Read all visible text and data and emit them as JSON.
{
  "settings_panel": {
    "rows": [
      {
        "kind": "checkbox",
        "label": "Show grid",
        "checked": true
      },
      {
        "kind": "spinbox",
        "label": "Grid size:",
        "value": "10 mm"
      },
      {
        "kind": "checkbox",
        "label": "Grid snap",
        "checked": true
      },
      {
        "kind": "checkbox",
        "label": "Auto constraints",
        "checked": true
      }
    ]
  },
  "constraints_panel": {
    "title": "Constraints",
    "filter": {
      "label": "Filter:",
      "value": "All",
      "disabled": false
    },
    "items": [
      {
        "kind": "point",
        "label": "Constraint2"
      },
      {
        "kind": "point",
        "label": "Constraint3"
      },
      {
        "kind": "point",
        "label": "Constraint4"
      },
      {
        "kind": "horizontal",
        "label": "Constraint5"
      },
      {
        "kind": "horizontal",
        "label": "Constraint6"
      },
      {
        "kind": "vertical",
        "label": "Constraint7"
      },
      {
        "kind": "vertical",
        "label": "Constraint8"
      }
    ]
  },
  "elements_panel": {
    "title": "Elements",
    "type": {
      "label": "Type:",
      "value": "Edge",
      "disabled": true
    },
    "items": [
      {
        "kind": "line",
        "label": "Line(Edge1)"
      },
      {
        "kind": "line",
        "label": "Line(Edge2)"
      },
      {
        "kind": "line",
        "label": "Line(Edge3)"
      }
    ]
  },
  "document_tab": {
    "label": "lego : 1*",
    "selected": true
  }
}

## Work required
Restate all of the entries above precisely.

## Correct response
Read all visible text and data and emit them as JSON.
{
  "settings_panel": {
    "rows": [
      {
        "kind": "checkbox",
        "label": "Show grid",
        "checked": true
      },
      {
        "kind": "spinbox",
        "label": "Grid size:",
        "value": "10 mm"
      },
      {
        "kind": "checkbox",
        "label": "Grid snap",
        "checked": true
      },
      {
        "kind": "checkbox",
        "label": "Auto constraints",
        "checked": true
      }
    ]
  },
  "constraints_panel": {
    "title": "Constraints",
    "filter": {
      "label": "Filter:",
      "value": "All",
      "disabled": false
    },
    "items": [
      {
        "kind": "point",
        "label": "Constraint2"
      },
      {
        "kind": "point",
        "label": "Constraint3"
      },
      {
        "kind": "point",
        "label": "Constraint4"
      },
      {
        "kind": "horizontal",
        "label": "Constraint5"
      },
      {
        "kind": "horizontal",
        "label": "Constraint6"
      },
      {
        "kind": "vertical",
        "label": "Constraint7"
      },
      {
        "kind": "vertical",
        "label": "Constraint8"
      }
    ]
  },
  "elements_panel": {
    "title": "Elements",
    "type": {
      "label": "Type:",
      "value": "Edge",
      "disabled": true
    },
    "items": [
      {
        "kind": "line",
        "label": "Line(Edge1)"
      },
      {
        "kind": "line",
        "label": "Line(Edge2)"
      },
      {
        "kind": "line",
        "label": "Line(Edge3)"
      }
    ]
  },
  "document_tab": {
    "label": "lego : 1*",
    "selected": true
  }
}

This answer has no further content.